**Directions for this task**
Without further comment, state how many lines in the listing below contain the word "title".

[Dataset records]

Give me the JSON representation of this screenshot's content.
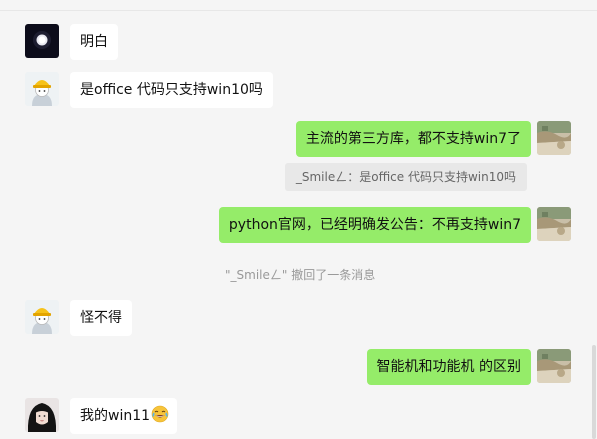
{
  "messages": [
    {
      "side": "left",
      "sender": "night-moon",
      "text": "明白"
    },
    {
      "side": "left",
      "sender": "cartoon-hat",
      "text": "是office 代码只支持win10吗"
    },
    {
      "side": "right",
      "sender": "self",
      "text": "主流的第三方库，都不支持win7了"
    },
    {
      "quote": "_Smileㄥ：是office 代码只支持win10吗"
    },
    {
      "side": "right",
      "sender": "self",
      "text": "python官网，已经明确发公告：不再支持win7"
    },
    {
      "system": "\"_Smileㄥ\" 撤回了一条消息"
    },
    {
      "side": "left",
      "sender": "cartoon-hat",
      "text": "怪不得"
    },
    {
      "side": "right",
      "sender": "self",
      "text": "智能机和功能机 的区别"
    },
    {
      "side": "left",
      "sender": "dark-hair-girl",
      "text": "我的win11",
      "emoji": "face-with-tears-of-joy"
    }
  ],
  "colors": {
    "background": "#f5f5f5",
    "left_bubble": "#ffffff",
    "right_bubble": "#95ec69",
    "quote_bg": "#e8e8e8",
    "system_text": "#999999"
  }
}
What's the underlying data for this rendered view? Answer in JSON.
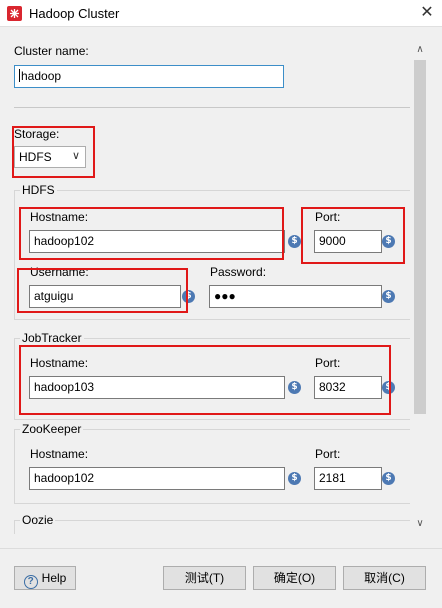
{
  "window": {
    "title": "Hadoop Cluster",
    "close": "✕"
  },
  "cluster": {
    "label": "Cluster name:",
    "value": "hadoop"
  },
  "storage": {
    "label": "Storage:",
    "selected": "HDFS"
  },
  "hdfs": {
    "title": "HDFS",
    "hostname_label": "Hostname:",
    "hostname_value": "hadoop102",
    "port_label": "Port:",
    "port_value": "9000",
    "username_label": "Username:",
    "username_value": "atguigu",
    "password_label": "Password:",
    "password_value": "●●●"
  },
  "jobtracker": {
    "title": "JobTracker",
    "hostname_label": "Hostname:",
    "hostname_value": "hadoop103",
    "port_label": "Port:",
    "port_value": "8032"
  },
  "zookeeper": {
    "title": "ZooKeeper",
    "hostname_label": "Hostname:",
    "hostname_value": "hadoop102",
    "port_label": "Port:",
    "port_value": "2181"
  },
  "oozie": {
    "title": "Oozie"
  },
  "variable_icon_glyph": "$",
  "footer": {
    "help_label": "Help",
    "help_icon_glyph": "?",
    "test_label": "测试(T)",
    "ok_label": "确定(O)",
    "cancel_label": "取消(C)"
  },
  "colors": {
    "highlight": "#e01818",
    "variable_icon": "#4d79b3",
    "focus_border": "#3c8ec8"
  }
}
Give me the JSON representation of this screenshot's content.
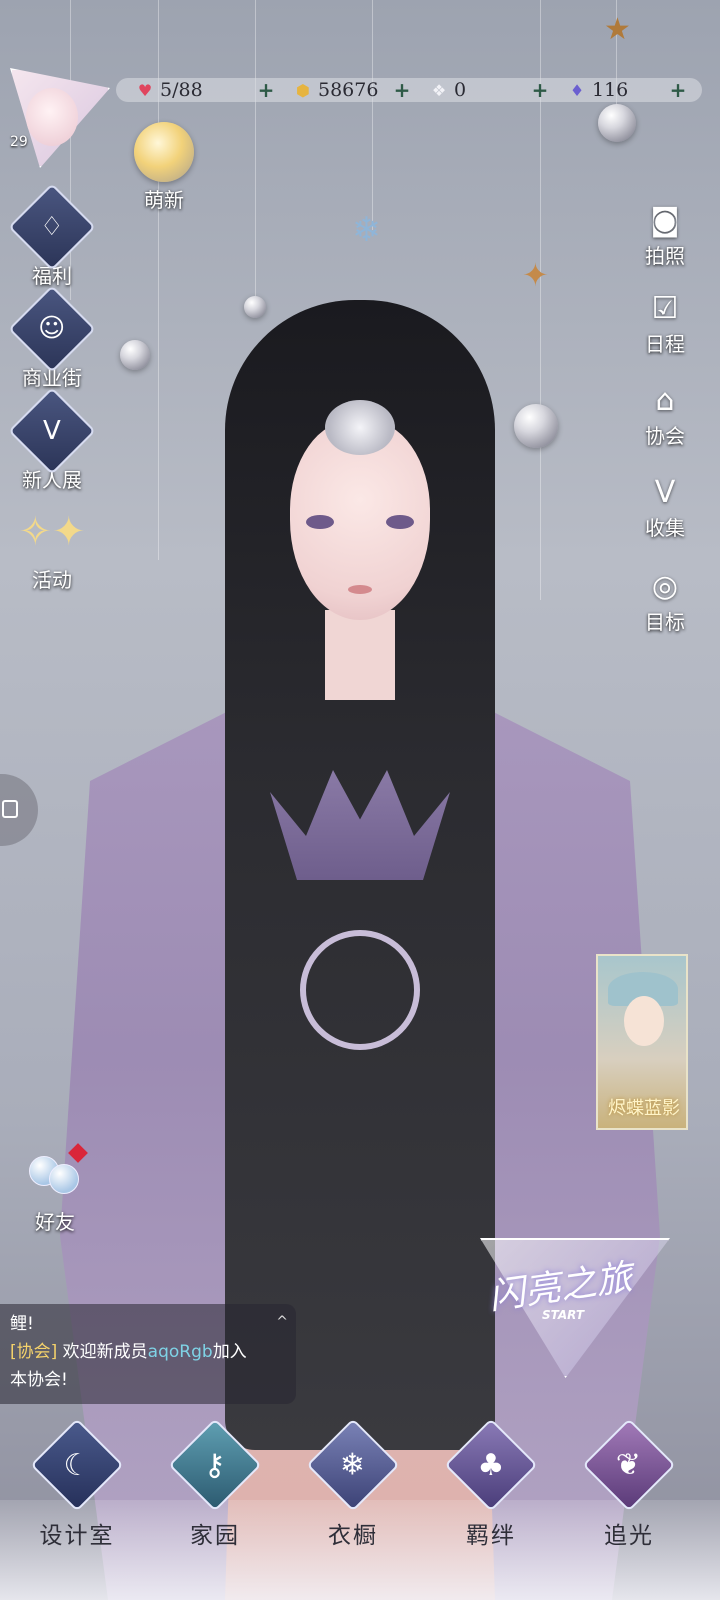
{
  "player": {
    "level": "29"
  },
  "resources": {
    "stamina": {
      "icon": "heart-icon",
      "value": "5/88"
    },
    "coins": {
      "icon": "coin-icon",
      "value": "58676"
    },
    "crystal": {
      "icon": "crystal-icon",
      "value": "0"
    },
    "diamonds": {
      "icon": "diamond-icon",
      "value": "116"
    }
  },
  "left_menu": {
    "newbie": "萌新",
    "welfare": "福利",
    "shop_street": "商业街",
    "new_exhibit": "新人展",
    "events": "活动"
  },
  "right_menu": {
    "photo": "拍照",
    "schedule": "日程",
    "guild": "协会",
    "collection": "收集",
    "goals": "目标"
  },
  "promo": {
    "text": "烬蝶蓝影"
  },
  "friends": {
    "label": "好友"
  },
  "chat": {
    "line1": "鲤!",
    "tag": "[协会]",
    "welcome": "欢迎新成员",
    "member": "aqoRgb",
    "joined": "加入",
    "line3": "本协会!",
    "collapse": "^"
  },
  "journey": {
    "title": "闪亮之旅",
    "start": "START"
  },
  "dock": {
    "items": [
      {
        "label": "设计室",
        "icon": "moon-icon"
      },
      {
        "label": "家园",
        "icon": "key-icon"
      },
      {
        "label": "衣橱",
        "icon": "snowflake-icon"
      },
      {
        "label": "羁绊",
        "icon": "clover-icon"
      },
      {
        "label": "追光",
        "icon": "butterfly-icon"
      }
    ]
  },
  "colors": {
    "accent": "#2e5a47",
    "chat_tag": "#f4d26b",
    "chat_name": "#7fd3e6",
    "badge_red": "#d9263a"
  }
}
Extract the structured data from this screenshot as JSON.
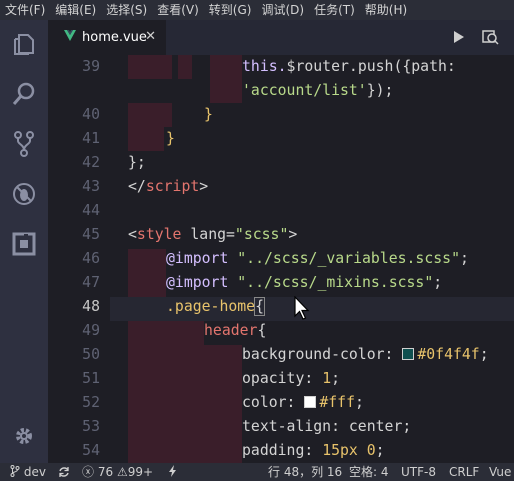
{
  "menu": [
    {
      "label": "文件(F)"
    },
    {
      "label": "编辑(E)"
    },
    {
      "label": "选择(S)"
    },
    {
      "label": "查看(V)"
    },
    {
      "label": "转到(G)"
    },
    {
      "label": "调试(D)"
    },
    {
      "label": "任务(T)"
    },
    {
      "label": "帮助(H)"
    }
  ],
  "activity": {
    "explorer": "files-icon",
    "search": "search-icon",
    "scm": "source-control-icon",
    "debug": "debug-icon",
    "extensions": "extensions-icon",
    "settings": "gear-icon"
  },
  "tab": {
    "filename": "home.vue",
    "icon": "vue-icon",
    "close": "✕"
  },
  "editor_actions": {
    "run": "play-icon",
    "split": "split-view-icon"
  },
  "colors": {
    "background": "#1e1e25",
    "keyword": "#d4bfff",
    "tag": "#e3756e",
    "string": "#b8d98a",
    "number": "#e8c36b",
    "swatch1": "#0f4f4f",
    "swatch2": "#ffffff",
    "vue_green": "#42b883"
  },
  "editor": {
    "line_numbers": [
      "39",
      "",
      "40",
      "41",
      "42",
      "43",
      "44",
      "45",
      "46",
      "47",
      "48",
      "49",
      "50",
      "51",
      "52",
      "53",
      "54"
    ],
    "current_line": "48",
    "lines": {
      "l39_this": "this.",
      "l39_router": "$router",
      "l39_push": ".push({path:",
      "l39b_str": "'account/list'",
      "l39b_end": "});",
      "l40": "}",
      "l41": "}",
      "l42": "};",
      "l43_open": "</",
      "l43_tag": "script",
      "l43_close": ">",
      "l45_open": "<",
      "l45_tag": "style",
      "l45_attr": " lang=",
      "l45_val": "\"scss\"",
      "l45_close": ">",
      "l46_kw": "@import",
      "l46_str": " \"../scss/_variables.scss\"",
      "l46_end": ";",
      "l47_kw": "@import",
      "l47_str": " \"../scss/_mixins.scss\"",
      "l47_end": ";",
      "l48_sel": ".page-home",
      "l48_brace": "{",
      "l49_tag": "header",
      "l49_brace": "{",
      "l50_prop": "background-color: ",
      "l50_val": "#0f4f4f",
      "l50_end": ";",
      "l51_prop": "opacity: ",
      "l51_val": "1",
      "l51_end": ";",
      "l52_prop": "color: ",
      "l52_val": "#fff",
      "l52_end": ";",
      "l53": "text-align: center;",
      "l54_prop": "padding: ",
      "l54_val": "15px 0",
      "l54_end": ";"
    }
  },
  "status": {
    "branch": "dev",
    "errors": "76",
    "warnings": "99+",
    "position": "行 48，列 16",
    "indent": "空格: 4",
    "encoding": "UTF-8",
    "eol": "CRLF",
    "language": "Vue"
  }
}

**Response to the task**
6